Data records
╭──

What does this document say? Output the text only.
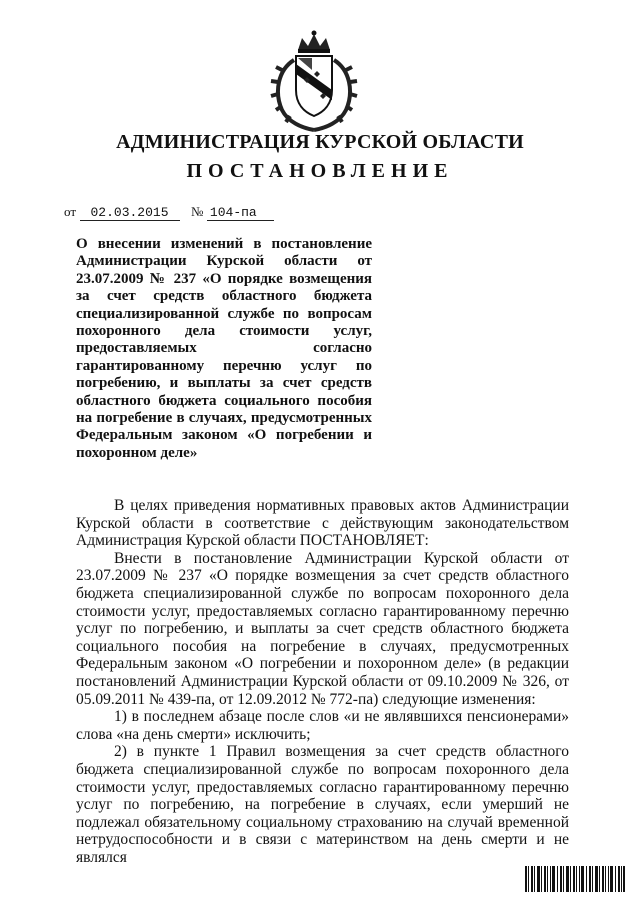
АДМИНИСТРАЦИЯ КУРСКОЙ ОБЛАСТИ
ПОСТАНОВЛЕНИЕ
от 02.03.2015 № 104-па
О внесении изменений в постановление Администрации Курской области от 23.07.2009 № 237 «О порядке возмещения за счет средств областного бюджета специализированной службе по вопросам похоронного дела стоимости услуг, предоставляемых согласно гарантированному перечню услуг по погребению, и выплаты за счет средств областного бюджета социального пособия на погребение в случаях, предусмотренных Федеральным законом «О погребении и похоронном деле»

В целях приведения нормативных правовых актов Администрации Курской области в соответствие с действующим законодательством Администрация Курской области ПОСТАНОВЛЯЕТ:

Внести в постановление Администрации Курской области от 23.07.2009 № 237 «О порядке возмещения за счет средств областного бюджета специализированной службе по вопросам похоронного дела стоимости услуг, предоставляемых согласно гарантированному перечню услуг по погребению, и выплаты за счет средств областного бюджета социального пособия на погребение в случаях, предусмотренных Федеральным законом «О погребении и похоронном деле» (в редакции постановлений Администрации Курской области от 09.10.2009 № 326, от 05.09.2011 № 439-па, от 12.09.2012 № 772-па) следующие изменения:

1) в последнем абзаце после слов «и не являвшихся пенсионерами» слова «на день смерти» исключить;

2) в пункте 1 Правил возмещения за счет средств областного бюджета специализированной службе по вопросам похоронного дела стоимости услуг, предоставляемых согласно гарантированному перечню услуг по погребению, на погребение в случаях, если умерший не подлежал обязательному социальному страхованию на случай временной нетрудоспособности и в связи с материнством на день смерти и не являлся
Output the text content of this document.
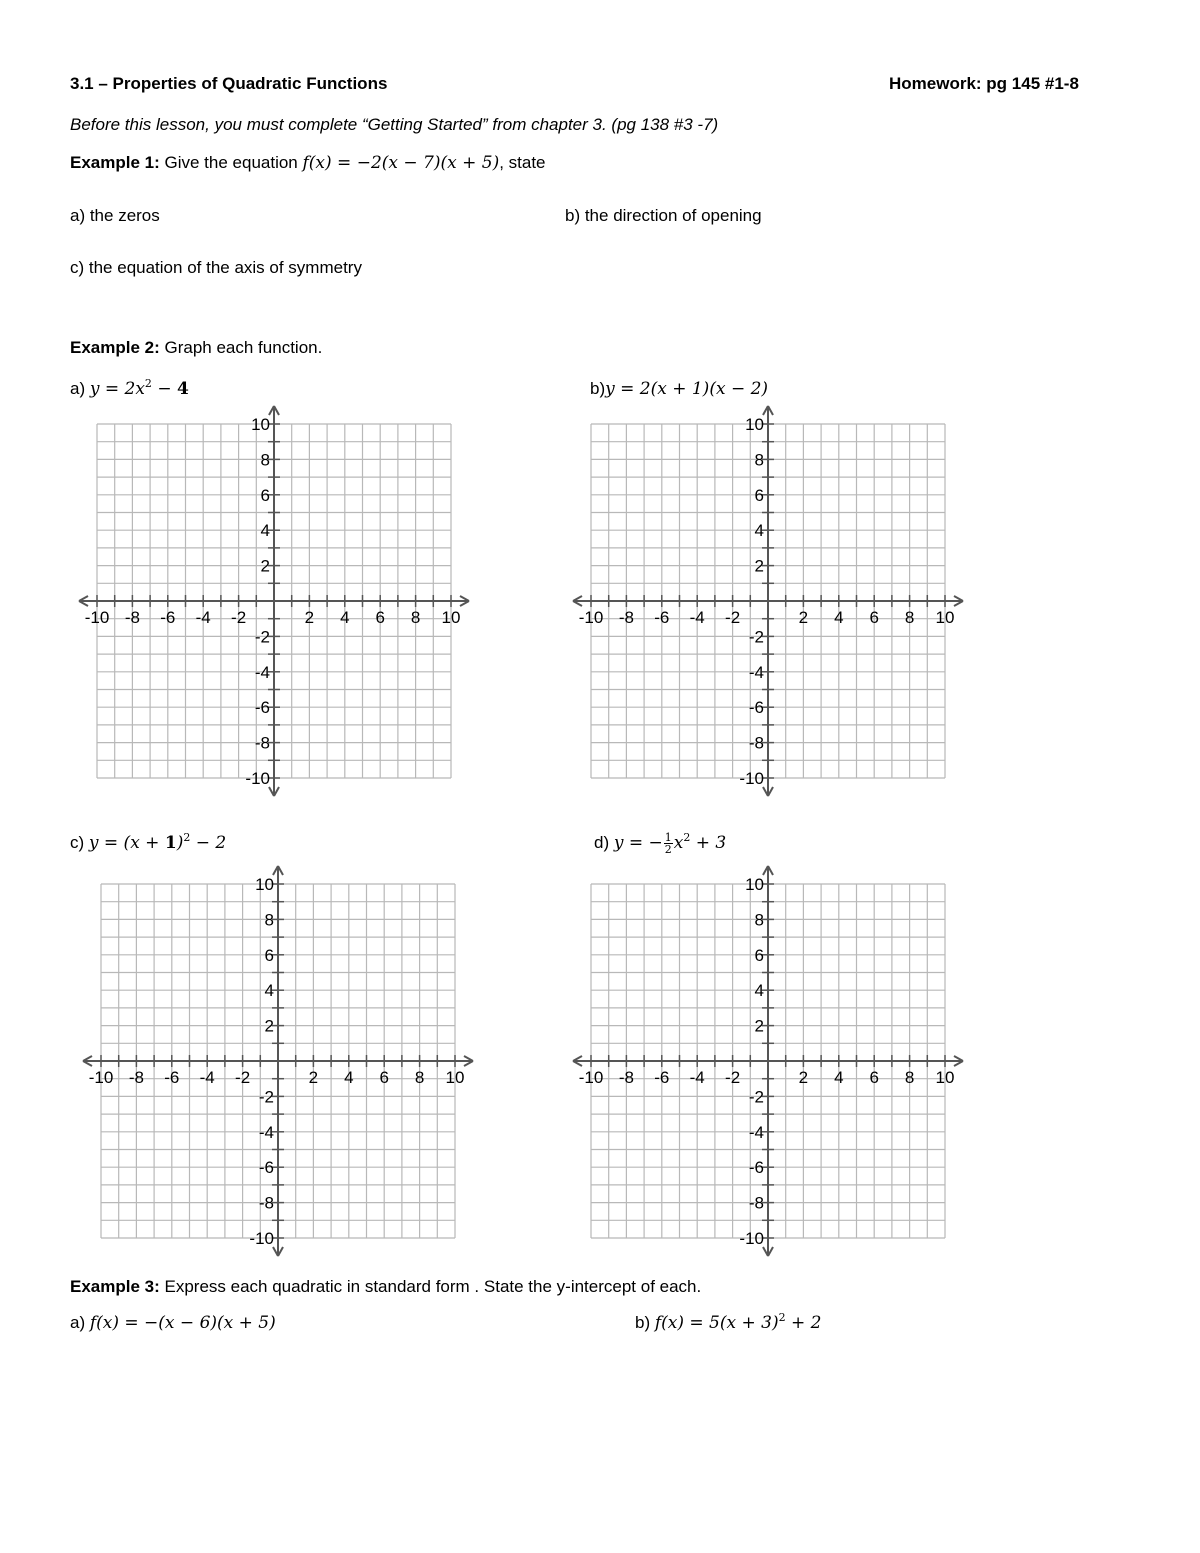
3.1 – Properties of Quadratic Functions	Homework: pg 145 #1-8
Before this lesson, you must complete “Getting Started” from chapter 3. (pg 138 #3 -7)
Example 1: Give the equation f(x) = −2(x − 7)(x + 5), state
a) the zeros	b) the direction of opening
c) the equation of the axis of symmetry
Example 2: Graph each function.
a) $y = 2x^2 - 4$	b)y = 2(x + 1)(x − 2)
c) $y = (x + 1)^2 - 2$	d) y = − $\frac{1}{2} x^2 + 3$
-10 -8 -6 -4 -2	2 4 6 8 10
10
8
6
4
2
-2
-4
-6
-8
-10
-10 -8 -6 -4 -2	2 4 6 8 10
10
8
6
4
2
-2
-4
-6
-8
-10
-10 -8 -6 -4 -2	2 4 6 8 10
10
8
6
4
2
-2
-4
-6
-8
-10
-10 -8 -6 -4 -2	2 4 6 8 10
10
8
6
4
2
-2
-4
-6
-8
-10
Example 3: Express each quadratic in standard form . State the y-intercept of each.
a) f(x) = −(x − 6)(x + 5)	b) $f(x) = 5(x + 3)^2 + 2$
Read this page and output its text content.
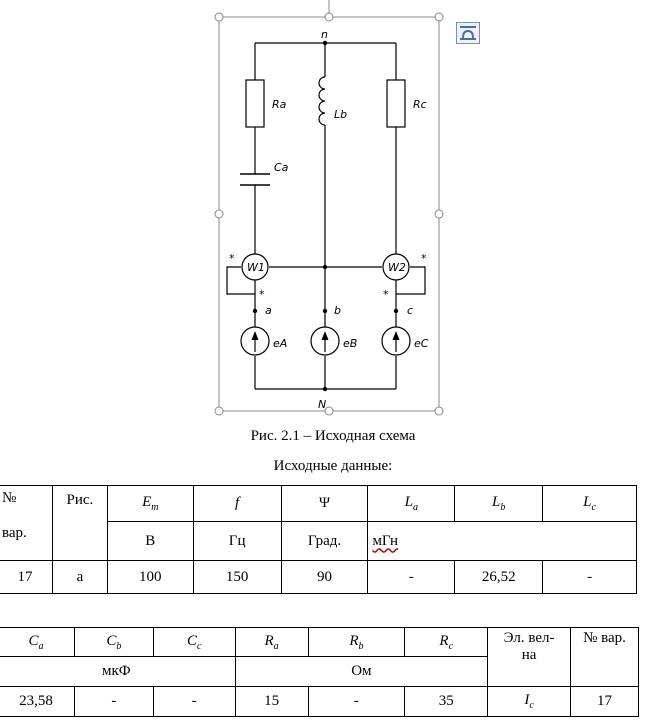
n
N
Ra
Lb
Rc
Ca
W1	W2
a	b	c
eA	eB	eC
*
*
*
*
Рис. 2.1 – Исходная схема
Исходные данные:
№
вар.	Рис.	$E_m$	f	Ψ	$L_a$	$L_b$	$L_c$
		В	Гц	Град.	мГн		
17	а	100	150	90	-	26,52	-
$C_a$	$C_b$	$C_c$	$R_a$	$R_b$	$R_c$	Эл. вел-
на	№ вар.
мкФ			Ом				
23,58	-	-	15	-	35	$I_c$	17
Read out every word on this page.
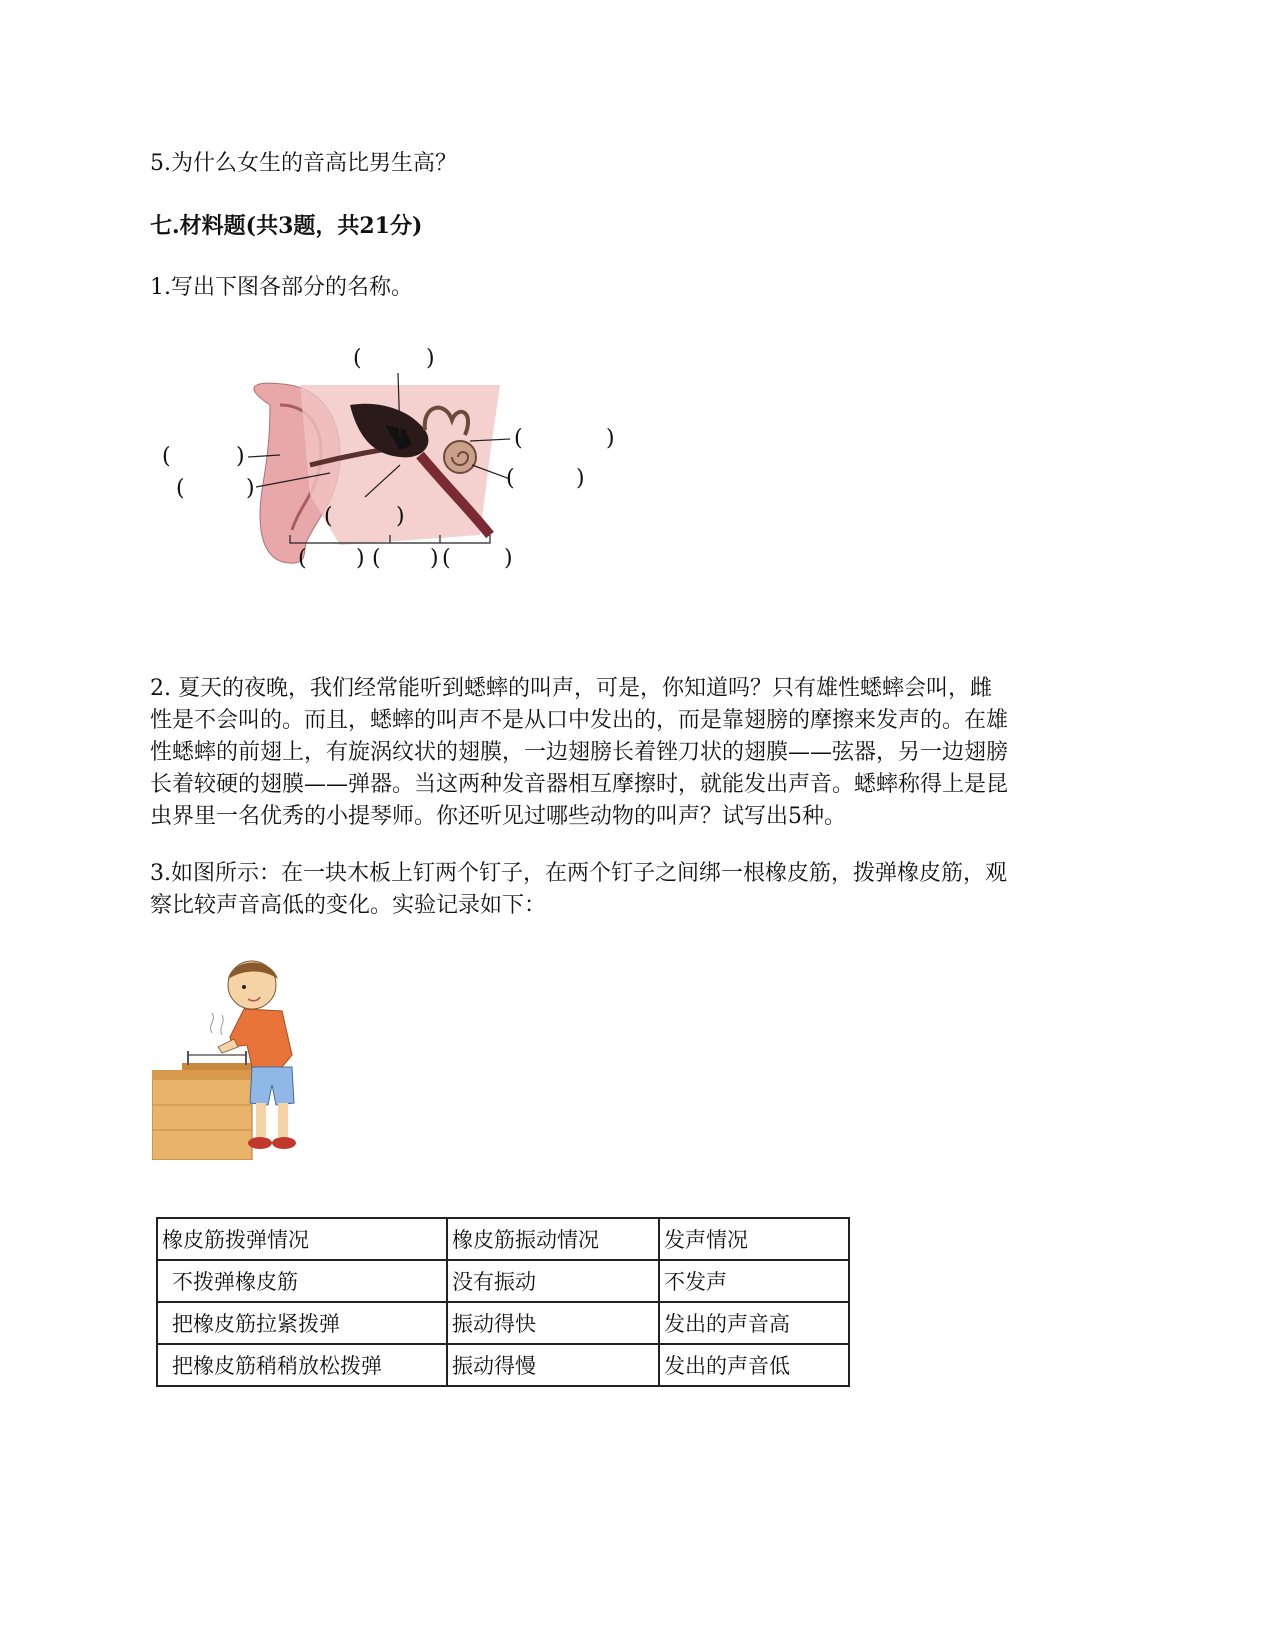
5.为什么女生的音高比男生高？
七.材料题(共3题，共21分)
1.写出下图各部分的名称。
(	)
(	)
(	)
(	)
(	)
(	)
( ) ( ) ( )
2. 夏天的夜晚，我们经常能听到蟋蟀的叫声，可是，你知道吗？只有雄性蟋蟀会叫，雌
性是不会叫的。而且，蟋蟀的叫声不是从口中发出的，而是靠翅膀的摩擦来发声的。在雄
性蟋蟀的前翅上，有旋涡纹状的翅膜，一边翅膀长着锉刀状的翅膜——弦器，另一边翅膀
长着较硬的翅膜——弹器。当这两种发音器相互摩擦时，就能发出声音。蟋蟀称得上是昆
虫界里一名优秀的小提琴师。你还听见过哪些动物的叫声？试写出5种。
3.如图所示：在一块木板上钉两个钉子，在两个钉子之间绑一根橡皮筋，拨弹橡皮筋，观
察比较声音高低的变化。实验记录如下：
橡皮筋拨弹情况	橡皮筋振动情况	发声情况
不拨弹橡皮筋	没有振动	不发声
把橡皮筋拉紧拨弹	振动得快	发出的声音高
把橡皮筋稍稍放松拨弹	振动得慢	发出的声音低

╰──

## REQUIREMENT
In the records above, how many lines hold the string "document"? Reply with only the number.

## CORRECT OUTPUT
2